INPUT RECORDS:
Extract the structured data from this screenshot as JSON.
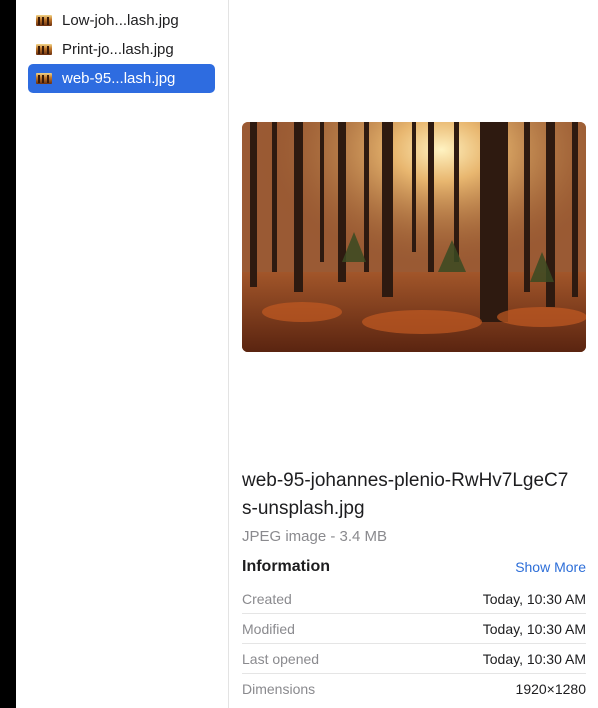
{
  "files": [
    {
      "label": "Low-joh...lash.jpg",
      "icon": "image-file-icon",
      "selected": false
    },
    {
      "label": "Print-jo...lash.jpg",
      "icon": "image-file-icon",
      "selected": false
    },
    {
      "label": "web-95...lash.jpg",
      "icon": "image-file-icon",
      "selected": true
    }
  ],
  "preview": {
    "file_name": "web-95-johannes-plenio-RwHv7LgeC7s-unsplash.jpg",
    "kind": "JPEG image - 3.4 MB"
  },
  "info": {
    "title": "Information",
    "show_more": "Show More",
    "rows": [
      {
        "key": "Created",
        "value": "Today, 10:30 AM"
      },
      {
        "key": "Modified",
        "value": "Today, 10:30 AM"
      },
      {
        "key": "Last opened",
        "value": "Today, 10:30 AM"
      },
      {
        "key": "Dimensions",
        "value": "1920×1280"
      }
    ]
  },
  "colors": {
    "selection": "#2e6ce0",
    "link": "#2d6ed8"
  }
}
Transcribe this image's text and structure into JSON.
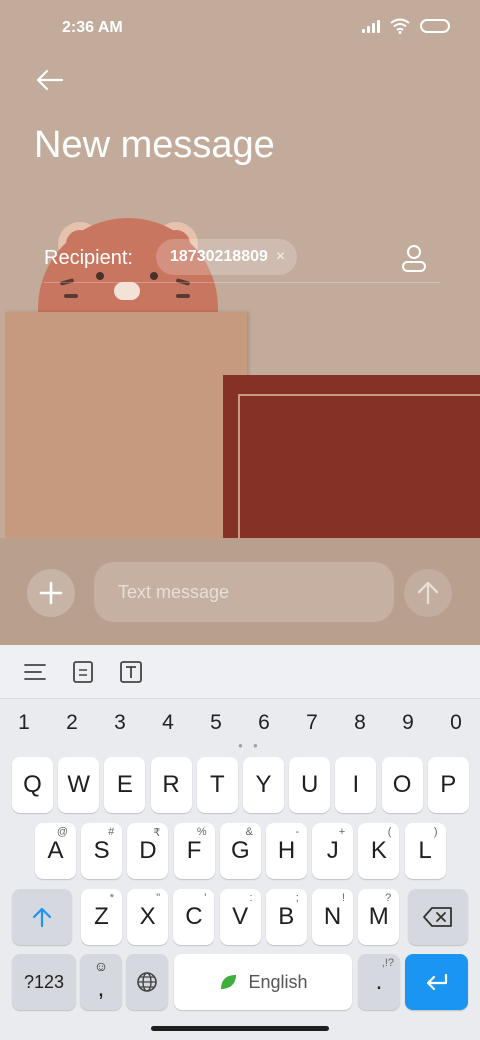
{
  "status_bar": {
    "time": "2:36 AM"
  },
  "header": {
    "title": "New message"
  },
  "recipient": {
    "label": "Recipient:",
    "chip_number": "18730218809",
    "chip_remove": "×"
  },
  "compose": {
    "placeholder": "Text message"
  },
  "keyboard": {
    "numbers": [
      "1",
      "2",
      "3",
      "4",
      "5",
      "6",
      "7",
      "8",
      "9",
      "0"
    ],
    "row1": [
      {
        "label": "Q"
      },
      {
        "label": "W"
      },
      {
        "label": "E"
      },
      {
        "label": "R"
      },
      {
        "label": "T"
      },
      {
        "label": "Y"
      },
      {
        "label": "U"
      },
      {
        "label": "I"
      },
      {
        "label": "O"
      },
      {
        "label": "P"
      }
    ],
    "row2": [
      {
        "label": "A",
        "sub": "@"
      },
      {
        "label": "S",
        "sub": "#"
      },
      {
        "label": "D",
        "sub": "₹"
      },
      {
        "label": "F",
        "sub": "%"
      },
      {
        "label": "G",
        "sub": "&"
      },
      {
        "label": "H",
        "sub": "-"
      },
      {
        "label": "J",
        "sub": "+"
      },
      {
        "label": "K",
        "sub": "("
      },
      {
        "label": "L",
        "sub": ")"
      }
    ],
    "row3": [
      {
        "label": "Z",
        "sub": "*"
      },
      {
        "label": "X",
        "sub": "\""
      },
      {
        "label": "C",
        "sub": "'"
      },
      {
        "label": "V",
        "sub": ":"
      },
      {
        "label": "B",
        "sub": ";"
      },
      {
        "label": "N",
        "sub": "!"
      },
      {
        "label": "M",
        "sub": "?"
      }
    ],
    "symbols_label": "?123",
    "comma_label": ",",
    "space_label": "English",
    "period_label": ".",
    "period_sub": ",!?"
  },
  "colors": {
    "accent": "#1a96f2",
    "book": "#853126",
    "background": "#c3ab9b"
  }
}
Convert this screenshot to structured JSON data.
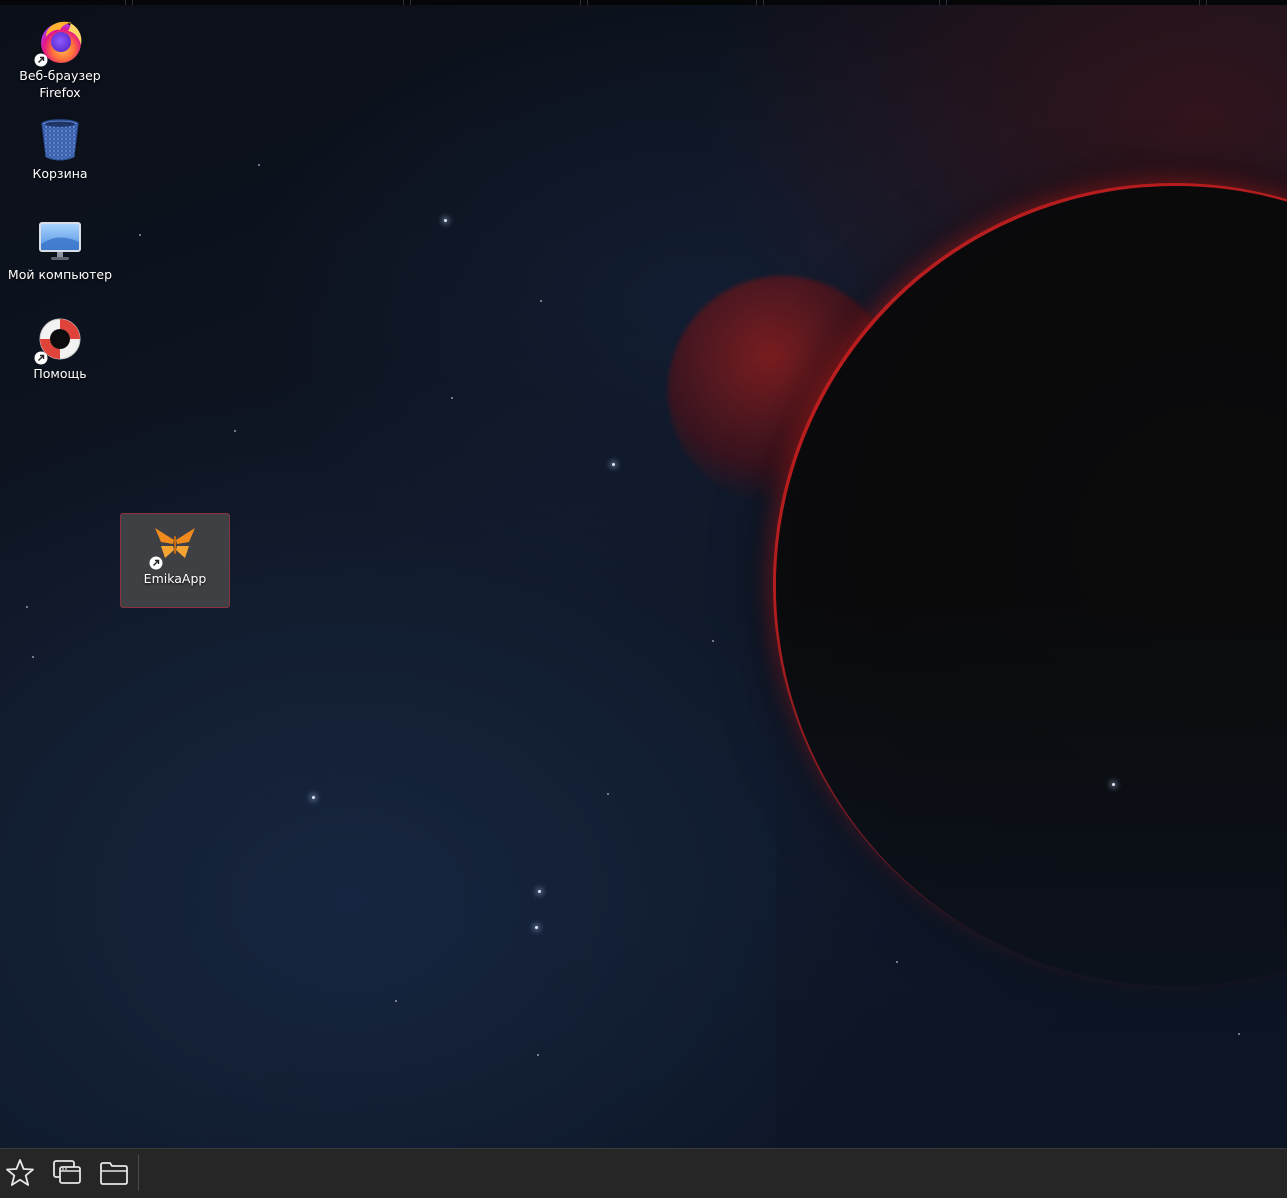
{
  "desktop": {
    "icons": [
      {
        "label": "Веб-браузер Firefox",
        "icon": "firefox-icon",
        "shortcut": true
      },
      {
        "label": "Корзина",
        "icon": "trash-icon",
        "shortcut": false
      },
      {
        "label": "Мой компьютер",
        "icon": "computer-icon",
        "shortcut": false
      },
      {
        "label": "Помощь",
        "icon": "help-lifebuoy-icon",
        "shortcut": true
      },
      {
        "label": "EmikaApp",
        "icon": "emika-butterfly-icon",
        "shortcut": true,
        "selected": true
      }
    ]
  },
  "taskbar": {
    "buttons": [
      {
        "icon": "star-menu-icon"
      },
      {
        "icon": "window-switcher-icon"
      },
      {
        "icon": "folder-icon"
      }
    ]
  },
  "colors": {
    "accent_red": "#c81e1e",
    "selection_border": "#8a3340",
    "taskbar_bg": "#262626",
    "emika_orange": "#f08a1c"
  }
}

WORK TO COMPLETE: Your task is to repeat the data above exactly while excluding the pictures.

RESPONSE TO THIS EXERCISE:
Extract the structured data from this screenshot as JSON.
{
  "files": [
    {
      "label": "Low-joh...lash.jpg",
      "icon": "image-file-icon",
      "selected": false
    },
    {
      "label": "Print-jo...lash.jpg",
      "icon": "image-file-icon",
      "selected": false
    },
    {
      "label": "web-95...lash.jpg",
      "icon": "image-file-icon",
      "selected": true
    }
  ],
  "preview": {
    "file_name": "web-95-johannes-plenio-RwHv7LgeC7s-unsplash.jpg",
    "kind": "JPEG image - 3.4 MB"
  },
  "info": {
    "title": "Information",
    "show_more": "Show More",
    "rows": [
      {
        "key": "Created",
        "value": "Today, 10:30 AM"
      },
      {
        "key": "Modified",
        "value": "Today, 10:30 AM"
      },
      {
        "key": "Last opened",
        "value": "Today, 10:30 AM"
      },
      {
        "key": "Dimensions",
        "value": "1920×1280"
      }
    ]
  },
  "colors": {
    "selection": "#2e6ce0",
    "link": "#2d6ed8"
  }
}
Transcribe this image's text and structure into JSON.
{
  "status_bar": {
    "time": "2:36 AM"
  },
  "header": {
    "title": "New message"
  },
  "recipient": {
    "label": "Recipient:",
    "chip_number": "18730218809",
    "chip_remove": "×"
  },
  "compose": {
    "placeholder": "Text message"
  },
  "keyboard": {
    "numbers": [
      "1",
      "2",
      "3",
      "4",
      "5",
      "6",
      "7",
      "8",
      "9",
      "0"
    ],
    "row1": [
      {
        "label": "Q"
      },
      {
        "label": "W"
      },
      {
        "label": "E"
      },
      {
        "label": "R"
      },
      {
        "label": "T"
      },
      {
        "label": "Y"
      },
      {
        "label": "U"
      },
      {
        "label": "I"
      },
      {
        "label": "O"
      },
      {
        "label": "P"
      }
    ],
    "row2": [
      {
        "label": "A",
        "sub": "@"
      },
      {
        "label": "S",
        "sub": "#"
      },
      {
        "label": "D",
        "sub": "₹"
      },
      {
        "label": "F",
        "sub": "%"
      },
      {
        "label": "G",
        "sub": "&"
      },
      {
        "label": "H",
        "sub": "-"
      },
      {
        "label": "J",
        "sub": "+"
      },
      {
        "label": "K",
        "sub": "("
      },
      {
        "label": "L",
        "sub": ")"
      }
    ],
    "row3": [
      {
        "label": "Z",
        "sub": "*"
      },
      {
        "label": "X",
        "sub": "\""
      },
      {
        "label": "C",
        "sub": "'"
      },
      {
        "label": "V",
        "sub": ":"
      },
      {
        "label": "B",
        "sub": ";"
      },
      {
        "label": "N",
        "sub": "!"
      },
      {
        "label": "M",
        "sub": "?"
      }
    ],
    "symbols_label": "?123",
    "comma_label": ",",
    "space_label": "English",
    "period_label": ".",
    "period_sub": ",!?"
  },
  "colors": {
    "accent": "#1a96f2",
    "book": "#853126",
    "background": "#c3ab9b"
  }
}
Convert this screenshot to structured JSON data.
{
  "desktop": {
    "icons": [
      {
        "label": "Веб-браузер Firefox",
        "icon": "firefox-icon",
        "shortcut": true
      },
      {
        "label": "Корзина",
        "icon": "trash-icon",
        "shortcut": false
      },
      {
        "label": "Мой компьютер",
        "icon": "computer-icon",
        "shortcut": false
      },
      {
        "label": "Помощь",
        "icon": "help-lifebuoy-icon",
        "shortcut": true
      },
      {
        "label": "EmikaApp",
        "icon": "emika-butterfly-icon",
        "shortcut": true,
        "selected": true
      }
    ]
  },
  "taskbar": {
    "buttons": [
      {
        "icon": "star-menu-icon"
      },
      {
        "icon": "window-switcher-icon"
      },
      {
        "icon": "folder-icon"
      }
    ]
  },
  "colors": {
    "accent_red": "#c81e1e",
    "selection_border": "#8a3340",
    "taskbar_bg": "#262626",
    "emika_orange": "#f08a1c"
  }
}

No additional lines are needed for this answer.